(Items from a data source)

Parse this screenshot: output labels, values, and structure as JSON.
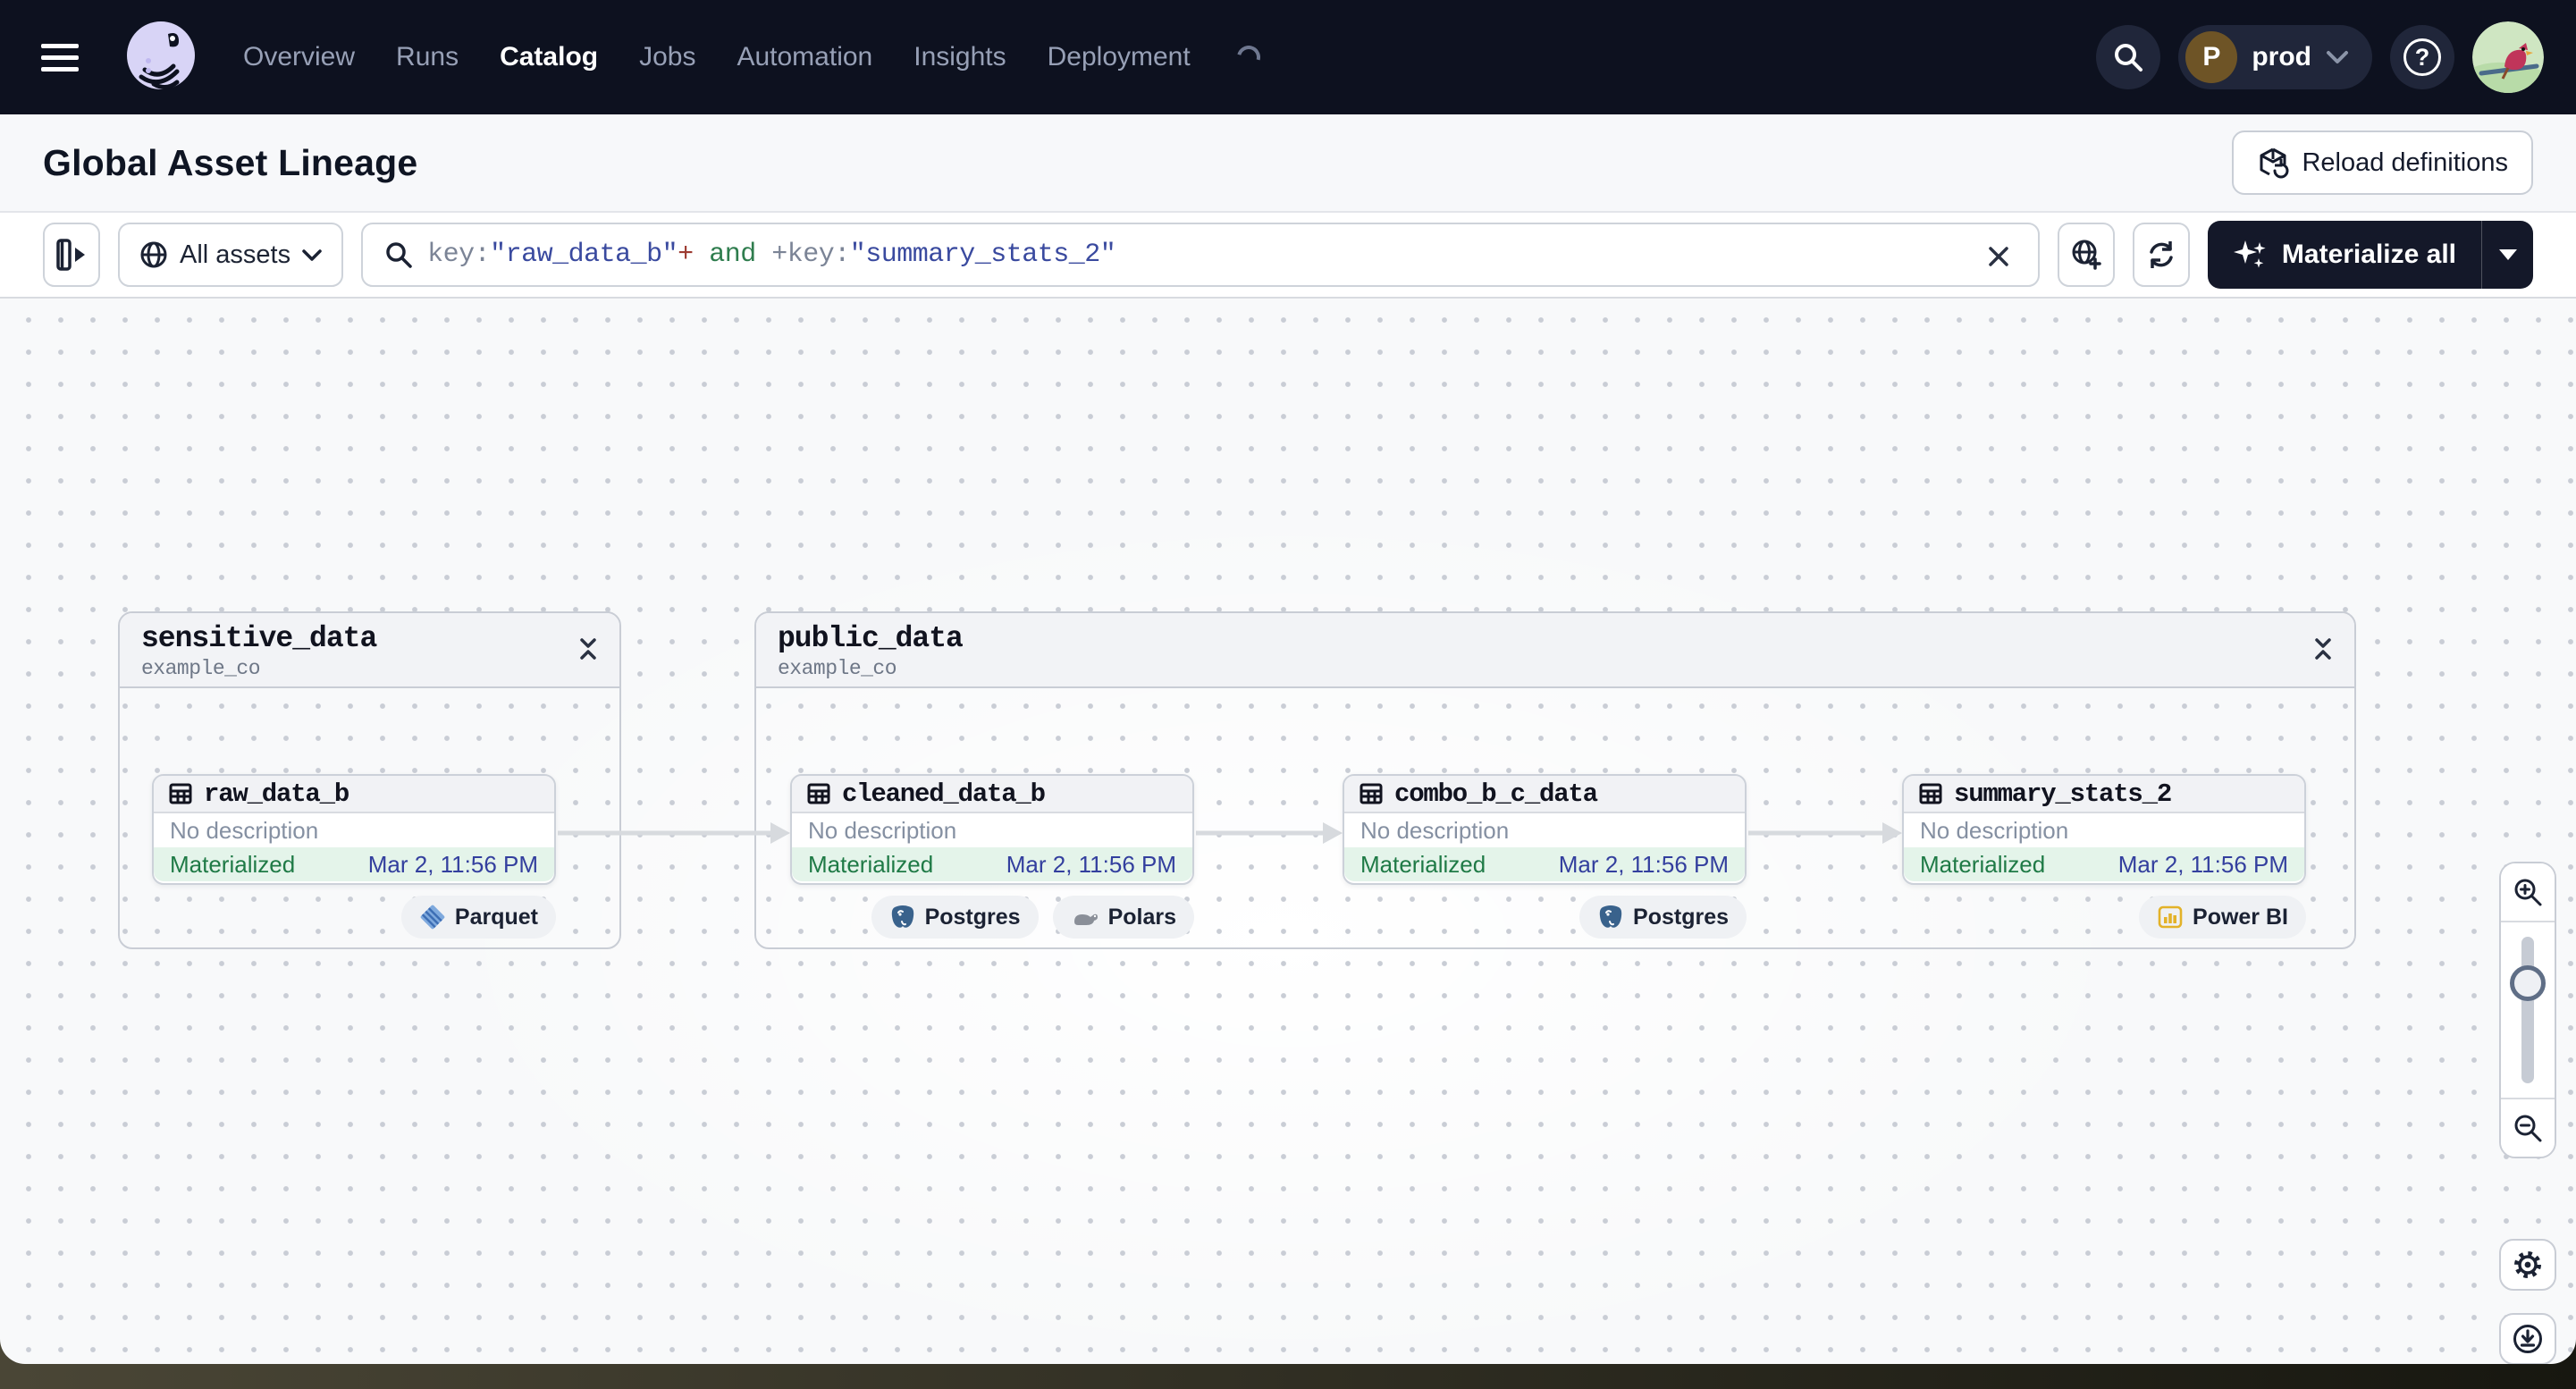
{
  "topnav": {
    "items": [
      {
        "label": "Overview"
      },
      {
        "label": "Runs"
      },
      {
        "label": "Catalog"
      },
      {
        "label": "Jobs"
      },
      {
        "label": "Automation"
      },
      {
        "label": "Insights"
      },
      {
        "label": "Deployment"
      }
    ],
    "active_item": "Catalog",
    "environment": {
      "initial": "P",
      "name": "prod"
    },
    "help_glyph": "?"
  },
  "header": {
    "title": "Global Asset Lineage",
    "reload_button": "Reload definitions"
  },
  "toolbar": {
    "scope_button": "All assets",
    "query": {
      "plain": "key:\"raw_data_b\"+ and +key:\"summary_stats_2\"",
      "segments": [
        {
          "text": "key:",
          "style": "field"
        },
        {
          "text": "\"raw_data_b\"",
          "style": "value"
        },
        {
          "text": "+",
          "style": "operator"
        },
        {
          "text": " and ",
          "style": "keyword"
        },
        {
          "text": "+",
          "style": "field"
        },
        {
          "text": "key:",
          "style": "field"
        },
        {
          "text": "\"summary_stats_2\"",
          "style": "value"
        }
      ]
    },
    "materialize_button": "Materialize all"
  },
  "colors": {
    "topnav_bg": "#0d111f",
    "dark_button_bg": "#141829",
    "status_green": "#1f7a46",
    "status_green_bg": "#e4f4ea",
    "timestamp_indigo": "#333f9e",
    "query_field": "#7b8496",
    "query_value": "#3a4a9f",
    "query_operator": "#9d3b31",
    "query_keyword": "#2f7d4e",
    "edge_gray": "#d7dade"
  },
  "graph": {
    "groups": [
      {
        "name": "sensitive_data",
        "location": "example_co",
        "nodes": [
          {
            "name": "raw_data_b",
            "description": "No description",
            "status": "Materialized",
            "timestamp": "Mar 2, 11:56 PM",
            "tags": [
              "Parquet"
            ]
          }
        ]
      },
      {
        "name": "public_data",
        "location": "example_co",
        "nodes": [
          {
            "name": "cleaned_data_b",
            "description": "No description",
            "status": "Materialized",
            "timestamp": "Mar 2, 11:56 PM",
            "tags": [
              "Postgres",
              "Polars"
            ]
          },
          {
            "name": "combo_b_c_data",
            "description": "No description",
            "status": "Materialized",
            "timestamp": "Mar 2, 11:56 PM",
            "tags": [
              "Postgres"
            ]
          },
          {
            "name": "summary_stats_2",
            "description": "No description",
            "status": "Materialized",
            "timestamp": "Mar 2, 11:56 PM",
            "tags": [
              "Power BI"
            ]
          }
        ]
      }
    ]
  }
}
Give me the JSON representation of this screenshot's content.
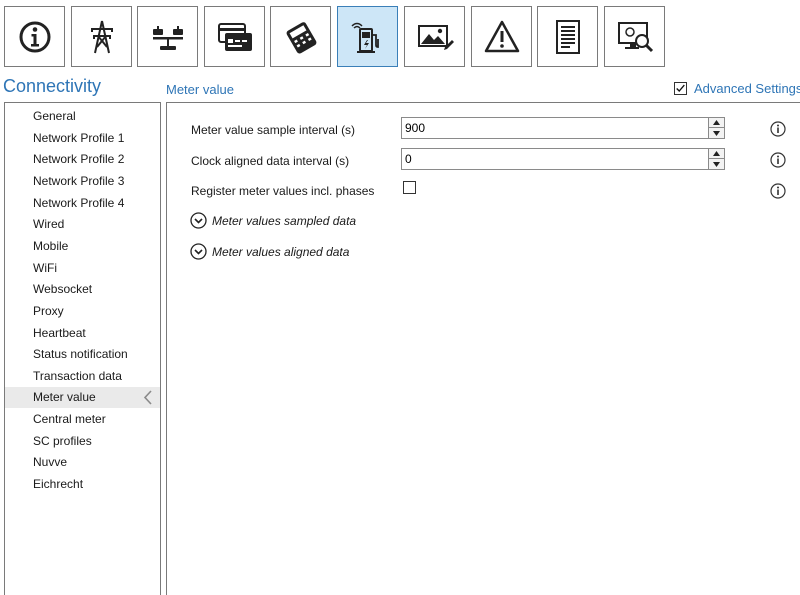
{
  "toolbar": {
    "buttons": [
      {
        "icon": "info-icon",
        "active": false
      },
      {
        "icon": "power-tower-icon",
        "active": false
      },
      {
        "icon": "scale-icon",
        "active": false
      },
      {
        "icon": "card-reader-icon",
        "active": false
      },
      {
        "icon": "payment-terminal-icon",
        "active": false
      },
      {
        "icon": "charging-station-icon",
        "active": true
      },
      {
        "icon": "image-icon",
        "active": false
      },
      {
        "icon": "warning-icon",
        "active": false
      },
      {
        "icon": "document-icon",
        "active": false
      },
      {
        "icon": "monitor-search-icon",
        "active": false
      }
    ]
  },
  "sidebar": {
    "title": "Connectivity",
    "items": [
      {
        "label": "General"
      },
      {
        "label": "Network Profile 1"
      },
      {
        "label": "Network Profile 2"
      },
      {
        "label": "Network Profile 3"
      },
      {
        "label": "Network Profile 4"
      },
      {
        "label": "Wired"
      },
      {
        "label": "Mobile"
      },
      {
        "label": "WiFi"
      },
      {
        "label": "Websocket"
      },
      {
        "label": "Proxy"
      },
      {
        "label": "Heartbeat"
      },
      {
        "label": "Status notification"
      },
      {
        "label": "Transaction data"
      },
      {
        "label": "Meter value",
        "selected": true
      },
      {
        "label": "Central meter"
      },
      {
        "label": "SC profiles"
      },
      {
        "label": "Nuvve"
      },
      {
        "label": "Eichrecht"
      }
    ]
  },
  "main": {
    "title": "Meter value",
    "advanced_settings": {
      "label": "Advanced Settings",
      "checked": true
    },
    "fields": {
      "sample_interval": {
        "label": "Meter value sample interval (s)",
        "value": "900"
      },
      "clock_aligned": {
        "label": "Clock aligned data interval (s)",
        "value": "0"
      },
      "register_phases": {
        "label": "Register meter values incl. phases",
        "checked": false
      }
    },
    "expanders": {
      "sampled": {
        "label": "Meter values sampled data"
      },
      "aligned": {
        "label": "Meter values aligned data"
      }
    }
  },
  "colors": {
    "accent": "#2e75b6",
    "active_tool_bg": "#cde6f7",
    "border": "#7a7a7a",
    "selected_nav_bg": "#eaeaea"
  }
}
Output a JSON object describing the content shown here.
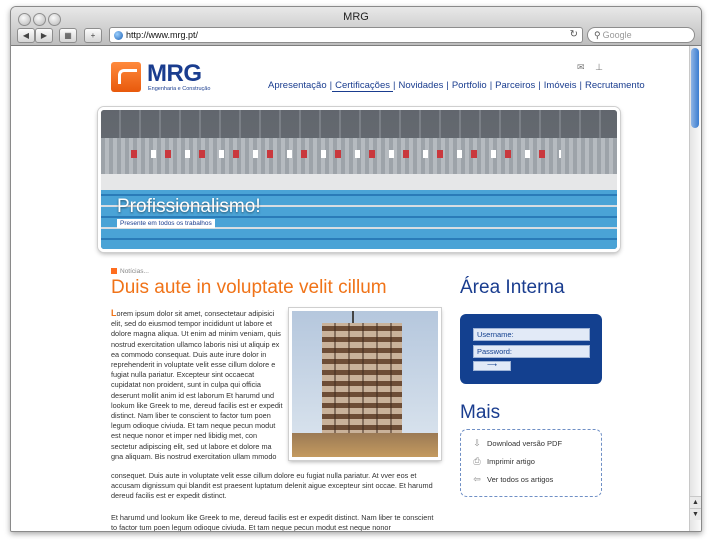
{
  "window": {
    "title": "MRG"
  },
  "toolbar": {
    "back": "◀",
    "forward": "▶",
    "bookmarks": "▦",
    "add": "+",
    "url": "http://www.mrg.pt/",
    "search_placeholder": "Google"
  },
  "site": {
    "logo_text": "MRG",
    "logo_sub": "Engenharia e Construção",
    "nav": [
      "Apresentação",
      "Certificações",
      "Novidades",
      "Portfolio",
      "Parceiros",
      "Imóveis",
      "Recrutamento"
    ],
    "nav_active": "Certificações"
  },
  "hero": {
    "title": "Profissionalismo!",
    "subtitle": "Presente em todos os trabalhos"
  },
  "article": {
    "crumb": "Notícias...",
    "title": "Duis aute in voluptate velit cillum",
    "drop_letter": "L",
    "para1_narrow": "orem ipsum dolor sit amet, consectetaur adipisici elit, sed do eiusmod tempor incididunt ut labore et dolore magna aliqua. Ut enim ad minim veniam, quis nostrud exercitation ullamco laboris nisi ut aliquip ex ea commodo consequat. Duis aute irure dolor in reprehenderit in voluptate velit esse cillum dolore e fugiat nulla pariatur. Excepteur sint occaecat cupidatat non proident, sunt in culpa qui officia deserunt mollit anim id est laborum Et harumd und lookum like Greek to me, dereud facilis est er expedit distinct. Nam liber te conscient to factor tum poen legum odioque civiuda. Et tam neque pecun modut est neque nonor et imper ned libidig met, con sectetur adipiscing elit, sed ut labore et dolore ma gna aliquam. Bis nostrud exercitation ullam mmodo",
    "para1_wide": "consequet. Duis aute in voluptate velit esse cillum dolore eu fugiat nulla pariatur. At vver eos et accusam dignissum qui blandit est praesent luptatum delenit aigue excepteur sint occae. Et harumd dereud facilis est er expedit distinct.",
    "para2": "Et harumd und lookum like Greek to me, dereud facilis est er expedit distinct. Nam liber te conscient to factor tum poen legum odioque civiuda. Et tam neque pecun modut est neque nonor"
  },
  "sidebar": {
    "area_title": "Área Interna",
    "username_label": "Username:",
    "password_label": "Password:",
    "mais_title": "Mais",
    "links": [
      "Download versão PDF",
      "Imprimir artigo",
      "Ver todos os artigos"
    ]
  },
  "icons": {
    "mail": "mail-icon",
    "sitemap": "sitemap-icon",
    "pdf": "download-icon",
    "print": "print-icon",
    "back": "back-arrow-icon"
  },
  "colors": {
    "brand_blue": "#1a3d8f",
    "accent_orange": "#f07318"
  }
}
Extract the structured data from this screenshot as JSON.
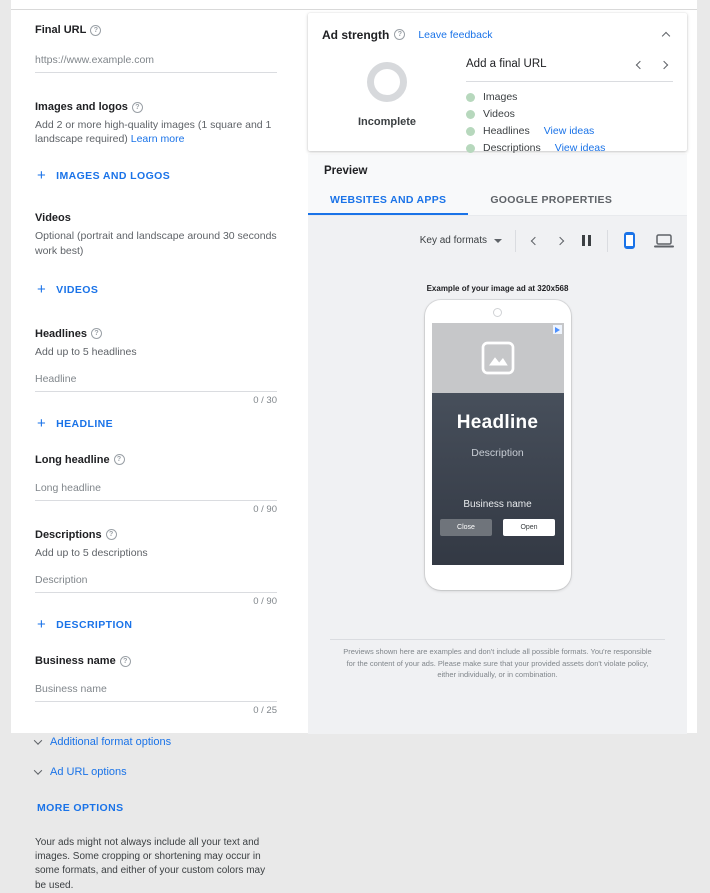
{
  "form": {
    "final_url": {
      "label": "Final URL",
      "placeholder": "https://www.example.com"
    },
    "images": {
      "label": "Images and logos",
      "description": "Add 2 or more high-quality images (1 square and 1 landscape required)",
      "link": "Learn more",
      "button": "IMAGES AND LOGOS"
    },
    "videos": {
      "label": "Videos",
      "description": "Optional (portrait and landscape around 30 seconds work best)",
      "button": "VIDEOS"
    },
    "headlines": {
      "label": "Headlines",
      "description": "Add up to 5 headlines",
      "placeholder": "Headline",
      "counter": "0 / 30",
      "button": "HEADLINE"
    },
    "long_headline": {
      "label": "Long headline",
      "placeholder": "Long headline",
      "counter": "0 / 90"
    },
    "descriptions": {
      "label": "Descriptions",
      "description": "Add up to 5 descriptions",
      "placeholder": "Description",
      "counter": "0 / 90",
      "button": "DESCRIPTION"
    },
    "business_name": {
      "label": "Business name",
      "placeholder": "Business name",
      "counter": "0 / 25"
    },
    "additional_format_options": "Additional format options",
    "ad_url_options": "Ad URL options",
    "more_options": "MORE OPTIONS",
    "disclaimer": "Your ads might not always include all your text and images. Some cropping or shortening may occur in some formats, and either of your custom colors may be used."
  },
  "ad_strength": {
    "title": "Ad strength",
    "feedback_link": "Leave feedback",
    "status": "Incomplete",
    "action": "Add a final URL",
    "items": [
      {
        "label": "Images",
        "link": ""
      },
      {
        "label": "Videos",
        "link": ""
      },
      {
        "label": "Headlines",
        "link": "View ideas"
      },
      {
        "label": "Descriptions",
        "link": "View ideas"
      }
    ]
  },
  "preview": {
    "title": "Preview",
    "tabs": [
      "WEBSITES AND APPS",
      "GOOGLE PROPERTIES"
    ],
    "format_selector": "Key ad formats",
    "caption": "Example of your image ad at 320x568",
    "ad": {
      "headline": "Headline",
      "description": "Description",
      "business_name": "Business name",
      "close_button": "Close",
      "open_button": "Open"
    },
    "disclaimer": "Previews shown here are examples and don't include all possible formats. You're responsible for the content of your ads. Please make sure that your provided assets don't violate policy, either individually, or in combination."
  },
  "colors": {
    "accent": "#1a73e8",
    "green_dot": "#b7d8bd",
    "ring_gray": "#d7d9dc",
    "ad_panel_dark": "#3b424d"
  }
}
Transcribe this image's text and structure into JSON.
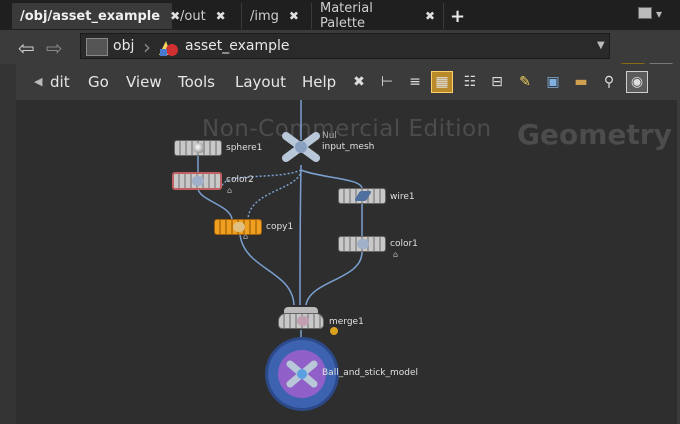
{
  "tabs": [
    {
      "label": "/obj/asset_example",
      "active": true
    },
    {
      "label": "/out",
      "active": false
    },
    {
      "label": "/img",
      "active": false
    },
    {
      "label": "Material Palette",
      "active": false
    }
  ],
  "tab_close_glyph": "✖",
  "new_tab_glyph": "+",
  "path": {
    "root": "obj",
    "node": "asset_example"
  },
  "menu": {
    "partial_first": "dit",
    "items": [
      "Go",
      "View",
      "Tools",
      "Layout",
      "Help"
    ]
  },
  "toolbar_icons": [
    "wrench-icon",
    "tree-icon",
    "list-icon",
    "grid-icon",
    "details-icon",
    "split-icon",
    "note-icon",
    "image-icon",
    "box-icon",
    "search-icon",
    "eye-icon"
  ],
  "watermark": "Non-Commercial Edition",
  "context_label": "Geometry",
  "nodes": {
    "sphere1": "sphere1",
    "input_mesh": "input_mesh",
    "input_mesh_tag": "Nul",
    "color2": "color2",
    "copy1": "copy1",
    "wire1": "wire1",
    "color1": "color1",
    "merge1": "merge1",
    "output": "Ball_and_stick_model"
  },
  "colors": {
    "accent": "#d8a21c",
    "copy_node": "#f0a020",
    "output_ring": "#4a74c8",
    "output_fill": "#8a5ac8",
    "wire": "#7aa0d0"
  }
}
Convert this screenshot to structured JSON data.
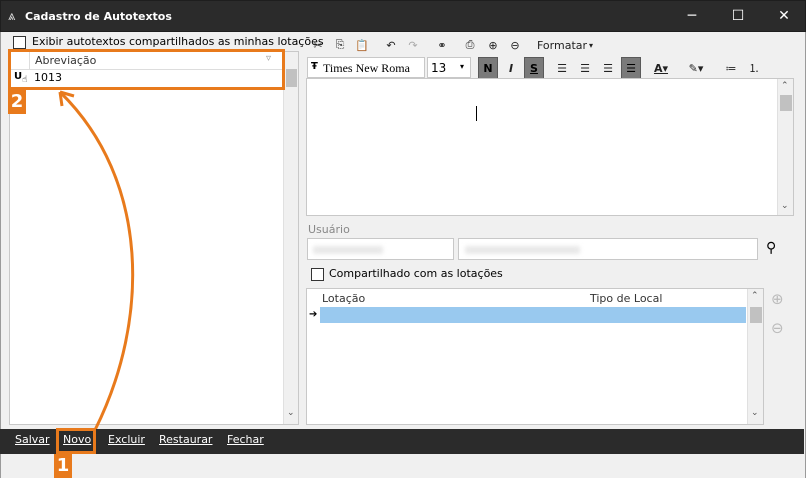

## Problem requirements
Go through the material above and count the lines that contain "shown"; give that number alone.

## Output below
2